-------- PROVIDED INFORMATION

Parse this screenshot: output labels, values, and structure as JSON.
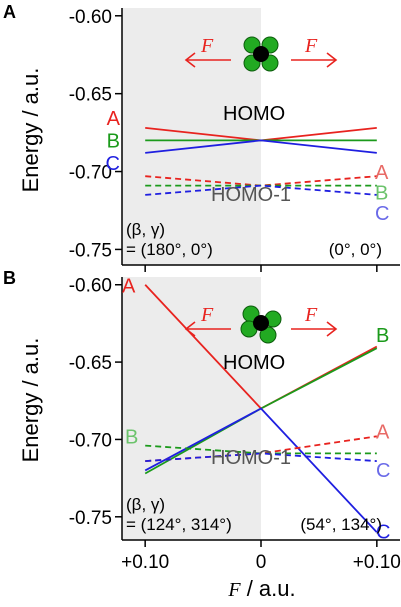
{
  "figure": {
    "y_axis_title": "Energy / a.u.",
    "x_axis_title_var": "F",
    "x_axis_title_unit": " / a.u."
  },
  "colors": {
    "A": "#e8231f",
    "B": "#1b9a1b",
    "C": "#1f1fe0",
    "shade": "#ececec"
  },
  "chart_data": [
    {
      "panel": "A",
      "type": "line",
      "ylim": [
        -0.76,
        -0.595
      ],
      "xlim": [
        -0.12,
        0.12
      ],
      "yticks": [
        "-0.60",
        "-0.65",
        "-0.70",
        "-0.75"
      ],
      "ytick_values": [
        -0.6,
        -0.65,
        -0.7,
        -0.75
      ],
      "homo_label": "HOMO",
      "homo1_label": "HOMO-1",
      "angle_label": "(β, γ)",
      "angle_left": "= (180°, 0°)",
      "angle_right": "(0°, 0°)",
      "field_label": "F",
      "series": [
        {
          "name": "A",
          "level": "HOMO",
          "style": "solid",
          "x": [
            -0.1,
            0,
            0.1
          ],
          "y": [
            -0.672,
            -0.68,
            -0.672
          ]
        },
        {
          "name": "B",
          "level": "HOMO",
          "style": "solid",
          "x": [
            -0.1,
            0,
            0.1
          ],
          "y": [
            -0.68,
            -0.68,
            -0.68
          ]
        },
        {
          "name": "C",
          "level": "HOMO",
          "style": "solid",
          "x": [
            -0.1,
            0,
            0.1
          ],
          "y": [
            -0.688,
            -0.68,
            -0.688
          ]
        },
        {
          "name": "A",
          "level": "HOMO-1",
          "style": "dashed",
          "x": [
            -0.1,
            0,
            0.1
          ],
          "y": [
            -0.703,
            -0.709,
            -0.703
          ]
        },
        {
          "name": "B",
          "level": "HOMO-1",
          "style": "dashed",
          "x": [
            -0.1,
            0,
            0.1
          ],
          "y": [
            -0.709,
            -0.709,
            -0.709
          ]
        },
        {
          "name": "C",
          "level": "HOMO-1",
          "style": "dashed",
          "x": [
            -0.1,
            0,
            0.1
          ],
          "y": [
            -0.715,
            -0.709,
            -0.715
          ]
        }
      ]
    },
    {
      "panel": "B",
      "type": "line",
      "ylim": [
        -0.765,
        -0.595
      ],
      "xlim": [
        -0.12,
        0.12
      ],
      "yticks": [
        "-0.60",
        "-0.65",
        "-0.70",
        "-0.75"
      ],
      "ytick_values": [
        -0.6,
        -0.65,
        -0.7,
        -0.75
      ],
      "xticks": [
        "+0.10",
        "0",
        "+0.10"
      ],
      "xtick_values": [
        -0.1,
        0,
        0.1
      ],
      "homo_label": "HOMO",
      "homo1_label": "HOMO-1",
      "angle_label": "(β, γ)",
      "angle_left": "= (124°, 314°)",
      "angle_right": "(54°, 134°)",
      "field_label": "F",
      "series": [
        {
          "name": "A",
          "level": "HOMO",
          "style": "solid",
          "x": [
            -0.1,
            0,
            0.1
          ],
          "y": [
            -0.6,
            -0.68,
            -0.64
          ]
        },
        {
          "name": "B",
          "level": "HOMO",
          "style": "solid",
          "x": [
            -0.1,
            0,
            0.1
          ],
          "y": [
            -0.722,
            -0.68,
            -0.641
          ]
        },
        {
          "name": "C",
          "level": "HOMO",
          "style": "solid",
          "x": [
            -0.1,
            0,
            0.1
          ],
          "y": [
            -0.72,
            -0.68,
            -0.76
          ]
        },
        {
          "name": "A",
          "level": "HOMO-1",
          "style": "dashed",
          "x": [
            -0.1,
            0,
            0.1
          ],
          "y": [
            -0.714,
            -0.709,
            -0.698
          ]
        },
        {
          "name": "B",
          "level": "HOMO-1",
          "style": "dashed",
          "x": [
            -0.1,
            0,
            0.1
          ],
          "y": [
            -0.704,
            -0.709,
            -0.709
          ]
        },
        {
          "name": "C",
          "level": "HOMO-1",
          "style": "dashed",
          "x": [
            -0.1,
            0,
            0.1
          ],
          "y": [
            -0.714,
            -0.709,
            -0.714
          ]
        }
      ]
    }
  ]
}
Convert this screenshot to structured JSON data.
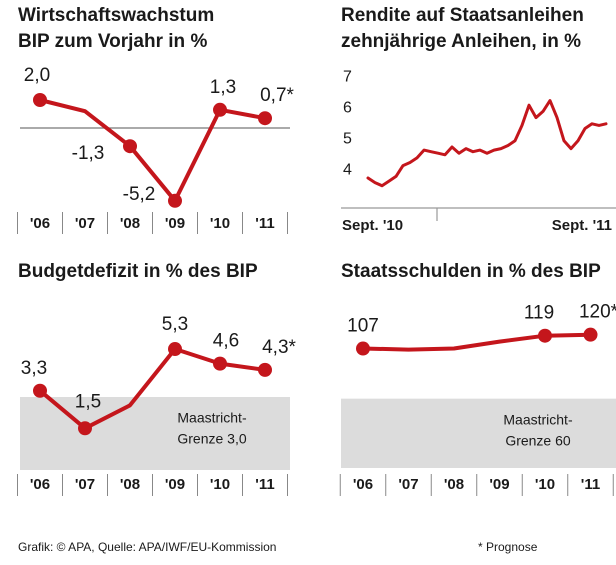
{
  "chart_data": [
    {
      "type": "line",
      "title": "Wirtschaftswachstum",
      "subtitle": "BIP zum Vorjahr in %",
      "categories": [
        "'06",
        "'07",
        "'08",
        "'09",
        "'10",
        "'11"
      ],
      "values": [
        2.0,
        1.2,
        -1.3,
        -5.2,
        1.3,
        0.7
      ],
      "value_labels": [
        "2,0",
        null,
        "-1,3",
        "-5,2",
        "1,3",
        "0,7*"
      ],
      "color": "#c4161c",
      "ylim": [
        -6,
        3
      ],
      "zero_line": true
    },
    {
      "type": "line",
      "title": "Rendite auf Staatsanleihen",
      "subtitle": "zehnjährige Anleihen, in %",
      "categories": [
        "Sept. '10",
        null,
        null,
        null,
        null,
        null,
        null,
        null,
        null,
        null,
        null,
        null,
        null,
        null,
        null,
        null,
        null,
        null,
        null,
        null,
        null,
        null,
        null,
        null,
        null,
        null,
        null,
        null,
        null,
        null,
        null,
        null,
        null,
        null,
        "Sept. '11"
      ],
      "values": [
        3.75,
        3.6,
        3.5,
        3.65,
        3.8,
        4.15,
        4.25,
        4.4,
        4.65,
        4.6,
        4.55,
        4.5,
        4.75,
        4.55,
        4.7,
        4.6,
        4.65,
        4.55,
        4.65,
        4.7,
        4.8,
        4.95,
        5.45,
        6.1,
        5.7,
        5.9,
        6.25,
        5.7,
        4.95,
        4.7,
        4.95,
        5.35,
        5.5,
        5.45,
        5.5
      ],
      "color": "#c4161c",
      "ylim": [
        3.2,
        7.4
      ],
      "yticks": [
        4,
        5,
        6,
        7
      ]
    },
    {
      "type": "line",
      "title": "Budgetdefizit in % des BIP",
      "categories": [
        "'06",
        "'07",
        "'08",
        "'09",
        "'10",
        "'11"
      ],
      "values": [
        3.3,
        1.5,
        2.6,
        5.3,
        4.6,
        4.3
      ],
      "value_labels": [
        "3,3",
        "1,5",
        null,
        "5,3",
        "4,6",
        "4,3*"
      ],
      "color": "#c4161c",
      "ylim": [
        -0.5,
        6.5
      ],
      "threshold": {
        "value": 3.0,
        "label": [
          "Maastricht-",
          "Grenze 3,0"
        ]
      }
    },
    {
      "type": "line",
      "title": "Staatsschulden in % des BIP",
      "categories": [
        "'06",
        "'07",
        "'08",
        "'09",
        "'10",
        "'11"
      ],
      "values": [
        107,
        106,
        107,
        113.5,
        119,
        120
      ],
      "value_labels": [
        "107",
        null,
        null,
        null,
        "119",
        "120*"
      ],
      "color": "#c4161c",
      "ylim": [
        -5,
        130
      ],
      "threshold": {
        "value": 60,
        "label": [
          "Maastricht-",
          "Grenze 60"
        ]
      }
    }
  ],
  "footer": {
    "source": "Grafik: © APA, Quelle: APA/IWF/EU-Kommission",
    "note": "* Prognose"
  }
}
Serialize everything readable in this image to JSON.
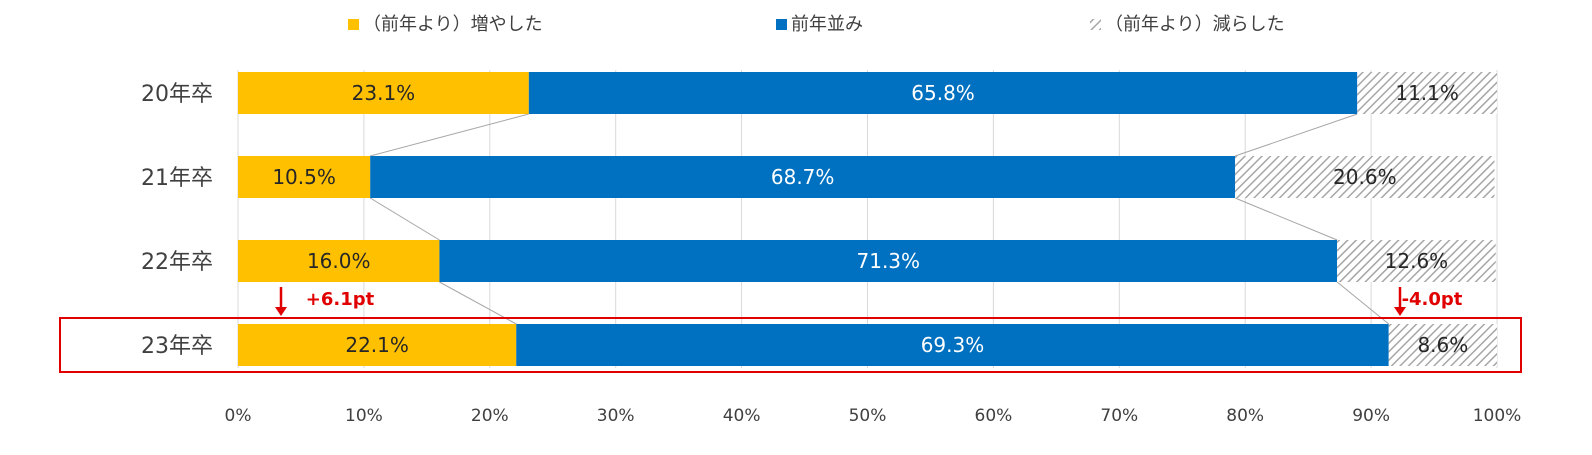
{
  "chart_data": {
    "type": "bar",
    "orientation": "horizontal",
    "stacked": true,
    "categories": [
      "20年卒",
      "21年卒",
      "22年卒",
      "23年卒"
    ],
    "series": [
      {
        "name": "（前年より）増やした",
        "values": [
          23.1,
          10.5,
          16.0,
          22.1
        ],
        "color": "#FFC000",
        "pattern": "solid"
      },
      {
        "name": "前年並み",
        "values": [
          65.8,
          68.7,
          71.3,
          69.3
        ],
        "color": "#0070C0",
        "pattern": "solid"
      },
      {
        "name": "（前年より）減らした",
        "values": [
          11.1,
          20.6,
          12.6,
          8.6
        ],
        "color": "#A6A6A6",
        "pattern": "diagonal-hatch"
      }
    ],
    "value_labels": [
      [
        "23.1%",
        "10.5%",
        "16.0%",
        "22.1%"
      ],
      [
        "65.8%",
        "68.7%",
        "71.3%",
        "69.3%"
      ],
      [
        "11.1%",
        "20.6%",
        "12.6%",
        "8.6%"
      ]
    ],
    "xlim": [
      0,
      100
    ],
    "x_ticks": [
      "0%",
      "10%",
      "20%",
      "30%",
      "40%",
      "50%",
      "60%",
      "70%",
      "80%",
      "90%",
      "100%"
    ],
    "grid": true,
    "legend_position": "top",
    "series_lines": true,
    "highlight": {
      "category": "23年卒",
      "color": "#E00000"
    },
    "annotations": [
      {
        "text": "+6.1pt",
        "category": "23年卒",
        "series_index": 0,
        "arrow": "down",
        "color": "#E00000"
      },
      {
        "text": "-4.0pt",
        "category": "23年卒",
        "series_index": 2,
        "arrow": "down",
        "color": "#E00000"
      }
    ]
  }
}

----------------

▶ _WORK TO COMPLETE_
Copy out every line holding the string "this".

▶ _SOLUTION_
Parse this screenshot: output labels, values, and structure as JSON.
Convert this screenshot to structured JSON data.
Serialize everything readable in this image to JSON.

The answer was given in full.